▸ RECORDS SUPPLIED:

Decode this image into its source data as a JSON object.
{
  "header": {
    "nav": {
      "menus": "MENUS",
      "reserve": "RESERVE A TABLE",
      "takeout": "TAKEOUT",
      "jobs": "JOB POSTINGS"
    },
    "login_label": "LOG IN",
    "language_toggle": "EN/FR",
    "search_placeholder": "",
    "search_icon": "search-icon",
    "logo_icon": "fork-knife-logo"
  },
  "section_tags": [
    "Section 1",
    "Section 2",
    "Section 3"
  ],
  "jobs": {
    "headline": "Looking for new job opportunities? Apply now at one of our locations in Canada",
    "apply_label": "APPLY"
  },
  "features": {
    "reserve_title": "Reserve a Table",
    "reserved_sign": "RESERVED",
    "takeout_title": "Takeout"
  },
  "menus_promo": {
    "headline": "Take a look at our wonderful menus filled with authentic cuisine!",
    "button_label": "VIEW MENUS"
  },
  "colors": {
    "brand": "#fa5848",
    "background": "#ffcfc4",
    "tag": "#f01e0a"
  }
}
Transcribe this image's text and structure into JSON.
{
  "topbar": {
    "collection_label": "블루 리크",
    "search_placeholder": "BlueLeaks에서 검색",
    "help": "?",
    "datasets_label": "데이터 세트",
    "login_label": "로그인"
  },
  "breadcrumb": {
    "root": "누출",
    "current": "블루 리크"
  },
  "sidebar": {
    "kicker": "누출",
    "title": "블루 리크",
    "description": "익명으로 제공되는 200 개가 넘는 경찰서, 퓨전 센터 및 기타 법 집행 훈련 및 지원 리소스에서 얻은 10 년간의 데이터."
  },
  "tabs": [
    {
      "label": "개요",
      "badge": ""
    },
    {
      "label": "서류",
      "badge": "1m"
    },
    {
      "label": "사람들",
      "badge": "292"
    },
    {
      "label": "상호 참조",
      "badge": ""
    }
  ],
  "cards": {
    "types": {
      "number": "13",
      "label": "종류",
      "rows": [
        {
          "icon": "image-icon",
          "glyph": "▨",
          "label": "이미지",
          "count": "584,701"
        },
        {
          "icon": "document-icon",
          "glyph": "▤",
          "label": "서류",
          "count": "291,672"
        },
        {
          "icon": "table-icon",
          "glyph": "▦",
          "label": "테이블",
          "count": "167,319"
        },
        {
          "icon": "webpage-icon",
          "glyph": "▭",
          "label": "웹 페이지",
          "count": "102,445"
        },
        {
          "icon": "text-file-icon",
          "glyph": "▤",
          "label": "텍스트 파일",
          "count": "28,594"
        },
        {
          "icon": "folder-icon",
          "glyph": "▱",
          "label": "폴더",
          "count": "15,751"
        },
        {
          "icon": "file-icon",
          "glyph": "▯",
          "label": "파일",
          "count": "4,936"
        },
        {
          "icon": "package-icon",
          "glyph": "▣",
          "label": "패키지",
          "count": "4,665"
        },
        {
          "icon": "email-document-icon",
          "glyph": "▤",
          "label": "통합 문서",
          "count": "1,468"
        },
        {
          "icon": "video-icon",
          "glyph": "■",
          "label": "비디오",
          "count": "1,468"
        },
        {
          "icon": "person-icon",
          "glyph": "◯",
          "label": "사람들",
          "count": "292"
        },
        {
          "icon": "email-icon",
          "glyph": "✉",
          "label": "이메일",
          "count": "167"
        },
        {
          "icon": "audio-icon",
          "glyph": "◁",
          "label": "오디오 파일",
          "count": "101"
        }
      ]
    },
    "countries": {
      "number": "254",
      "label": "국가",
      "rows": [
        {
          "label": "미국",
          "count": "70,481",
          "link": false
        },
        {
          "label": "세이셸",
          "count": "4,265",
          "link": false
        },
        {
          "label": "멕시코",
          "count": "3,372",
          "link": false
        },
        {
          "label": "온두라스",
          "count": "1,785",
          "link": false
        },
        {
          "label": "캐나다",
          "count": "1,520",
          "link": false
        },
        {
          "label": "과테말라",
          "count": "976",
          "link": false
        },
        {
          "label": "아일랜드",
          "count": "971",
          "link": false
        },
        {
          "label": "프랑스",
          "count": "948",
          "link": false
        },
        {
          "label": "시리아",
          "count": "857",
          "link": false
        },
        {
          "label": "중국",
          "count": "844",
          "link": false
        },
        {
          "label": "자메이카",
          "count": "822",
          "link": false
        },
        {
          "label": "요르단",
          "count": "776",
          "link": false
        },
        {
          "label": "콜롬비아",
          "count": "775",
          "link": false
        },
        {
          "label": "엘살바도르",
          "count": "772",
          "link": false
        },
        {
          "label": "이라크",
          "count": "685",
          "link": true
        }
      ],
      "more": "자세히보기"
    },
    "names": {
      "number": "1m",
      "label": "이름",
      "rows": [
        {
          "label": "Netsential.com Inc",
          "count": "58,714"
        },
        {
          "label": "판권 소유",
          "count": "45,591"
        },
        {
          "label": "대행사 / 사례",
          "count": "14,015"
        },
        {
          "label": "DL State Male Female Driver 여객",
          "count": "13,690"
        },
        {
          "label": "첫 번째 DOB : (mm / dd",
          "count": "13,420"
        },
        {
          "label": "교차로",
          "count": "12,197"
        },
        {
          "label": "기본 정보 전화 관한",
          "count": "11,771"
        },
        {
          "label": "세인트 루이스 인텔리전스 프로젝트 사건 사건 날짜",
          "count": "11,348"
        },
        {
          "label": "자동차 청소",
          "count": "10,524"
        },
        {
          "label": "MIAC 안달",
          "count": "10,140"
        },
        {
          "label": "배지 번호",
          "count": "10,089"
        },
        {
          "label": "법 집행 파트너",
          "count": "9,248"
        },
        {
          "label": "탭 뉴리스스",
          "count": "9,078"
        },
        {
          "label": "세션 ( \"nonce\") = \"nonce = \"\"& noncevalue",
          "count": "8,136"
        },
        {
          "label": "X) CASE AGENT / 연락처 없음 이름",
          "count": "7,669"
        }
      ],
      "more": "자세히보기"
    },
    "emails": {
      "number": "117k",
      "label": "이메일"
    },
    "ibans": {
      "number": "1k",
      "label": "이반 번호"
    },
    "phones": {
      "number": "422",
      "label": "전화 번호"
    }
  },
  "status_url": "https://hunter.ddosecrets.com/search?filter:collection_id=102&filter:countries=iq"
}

▸ STATED TASK:
Restate the whole of the material exactly.

▸ FULL SOLUTION:
Decode this image into its source data as a JSON object.
{
  "header": {
    "nav": {
      "menus": "MENUS",
      "reserve": "RESERVE A TABLE",
      "takeout": "TAKEOUT",
      "jobs": "JOB POSTINGS"
    },
    "login_label": "LOG IN",
    "language_toggle": "EN/FR",
    "search_placeholder": "",
    "search_icon": "search-icon",
    "logo_icon": "fork-knife-logo"
  },
  "section_tags": [
    "Section 1",
    "Section 2",
    "Section 3"
  ],
  "jobs": {
    "headline": "Looking for new job opportunities? Apply now at one of our locations in Canada",
    "apply_label": "APPLY"
  },
  "features": {
    "reserve_title": "Reserve a Table",
    "reserved_sign": "RESERVED",
    "takeout_title": "Takeout"
  },
  "menus_promo": {
    "headline": "Take a look at our wonderful menus filled with authentic cuisine!",
    "button_label": "VIEW MENUS"
  },
  "colors": {
    "brand": "#fa5848",
    "background": "#ffcfc4",
    "tag": "#f01e0a"
  }
}
Transcribe this image's text and structure into JSON.
{
  "topbar": {
    "collection_label": "블루 리크",
    "search_placeholder": "BlueLeaks에서 검색",
    "help": "?",
    "datasets_label": "데이터 세트",
    "login_label": "로그인"
  },
  "breadcrumb": {
    "root": "누출",
    "current": "블루 리크"
  },
  "sidebar": {
    "kicker": "누출",
    "title": "블루 리크",
    "description": "익명으로 제공되는 200 개가 넘는 경찰서, 퓨전 센터 및 기타 법 집행 훈련 및 지원 리소스에서 얻은 10 년간의 데이터."
  },
  "tabs": [
    {
      "label": "개요",
      "badge": ""
    },
    {
      "label": "서류",
      "badge": "1m"
    },
    {
      "label": "사람들",
      "badge": "292"
    },
    {
      "label": "상호 참조",
      "badge": ""
    }
  ],
  "cards": {
    "types": {
      "number": "13",
      "label": "종류",
      "rows": [
        {
          "icon": "image-icon",
          "glyph": "▨",
          "label": "이미지",
          "count": "584,701"
        },
        {
          "icon": "document-icon",
          "glyph": "▤",
          "label": "서류",
          "count": "291,672"
        },
        {
          "icon": "table-icon",
          "glyph": "▦",
          "label": "테이블",
          "count": "167,319"
        },
        {
          "icon": "webpage-icon",
          "glyph": "▭",
          "label": "웹 페이지",
          "count": "102,445"
        },
        {
          "icon": "text-file-icon",
          "glyph": "▤",
          "label": "텍스트 파일",
          "count": "28,594"
        },
        {
          "icon": "folder-icon",
          "glyph": "▱",
          "label": "폴더",
          "count": "15,751"
        },
        {
          "icon": "file-icon",
          "glyph": "▯",
          "label": "파일",
          "count": "4,936"
        },
        {
          "icon": "package-icon",
          "glyph": "▣",
          "label": "패키지",
          "count": "4,665"
        },
        {
          "icon": "email-document-icon",
          "glyph": "▤",
          "label": "통합 문서",
          "count": "1,468"
        },
        {
          "icon": "video-icon",
          "glyph": "■",
          "label": "비디오",
          "count": "1,468"
        },
        {
          "icon": "person-icon",
          "glyph": "◯",
          "label": "사람들",
          "count": "292"
        },
        {
          "icon": "email-icon",
          "glyph": "✉",
          "label": "이메일",
          "count": "167"
        },
        {
          "icon": "audio-icon",
          "glyph": "◁",
          "label": "오디오 파일",
          "count": "101"
        }
      ]
    },
    "countries": {
      "number": "254",
      "label": "국가",
      "rows": [
        {
          "label": "미국",
          "count": "70,481",
          "link": false
        },
        {
          "label": "세이셸",
          "count": "4,265",
          "link": false
        },
        {
          "label": "멕시코",
          "count": "3,372",
          "link": false
        },
        {
          "label": "온두라스",
          "count": "1,785",
          "link": false
        },
        {
          "label": "캐나다",
          "count": "1,520",
          "link": false
        },
        {
          "label": "과테말라",
          "count": "976",
          "link": false
        },
        {
          "label": "아일랜드",
          "count": "971",
          "link": false
        },
        {
          "label": "프랑스",
          "count": "948",
          "link": false
        },
        {
          "label": "시리아",
          "count": "857",
          "link": false
        },
        {
          "label": "중국",
          "count": "844",
          "link": false
        },
        {
          "label": "자메이카",
          "count": "822",
          "link": false
        },
        {
          "label": "요르단",
          "count": "776",
          "link": false
        },
        {
          "label": "콜롬비아",
          "count": "775",
          "link": false
        },
        {
          "label": "엘살바도르",
          "count": "772",
          "link": false
        },
        {
          "label": "이라크",
          "count": "685",
          "link": true
        }
      ],
      "more": "자세히보기"
    },
    "names": {
      "number": "1m",
      "label": "이름",
      "rows": [
        {
          "label": "Netsential.com Inc",
          "count": "58,714"
        },
        {
          "label": "판권 소유",
          "count": "45,591"
        },
        {
          "label": "대행사 / 사례",
          "count": "14,015"
        },
        {
          "label": "DL State Male Female Driver 여객",
          "count": "13,690"
        },
        {
          "label": "첫 번째 DOB : (mm / dd",
          "count": "13,420"
        },
        {
          "label": "교차로",
          "count": "12,197"
        },
        {
          "label": "기본 정보 전화 관한",
          "count": "11,771"
        },
        {
          "label": "세인트 루이스 인텔리전스 프로젝트 사건 사건 날짜",
          "count": "11,348"
        },
        {
          "label": "자동차 청소",
          "count": "10,524"
        },
        {
          "label": "MIAC 안달",
          "count": "10,140"
        },
        {
          "label": "배지 번호",
          "count": "10,089"
        },
        {
          "label": "법 집행 파트너",
          "count": "9,248"
        },
        {
          "label": "탭 뉴리스스",
          "count": "9,078"
        },
        {
          "label": "세션 ( \"nonce\") = \"nonce = \"\"& noncevalue",
          "count": "8,136"
        },
        {
          "label": "X) CASE AGENT / 연락처 없음 이름",
          "count": "7,669"
        }
      ],
      "more": "자세히보기"
    },
    "emails": {
      "number": "117k",
      "label": "이메일"
    },
    "ibans": {
      "number": "1k",
      "label": "이반 번호"
    },
    "phones": {
      "number": "422",
      "label": "전화 번호"
    }
  },
  "status_url": "https://hunter.ddosecrets.com/search?filter:collection_id=102&filter:countries=iq"
}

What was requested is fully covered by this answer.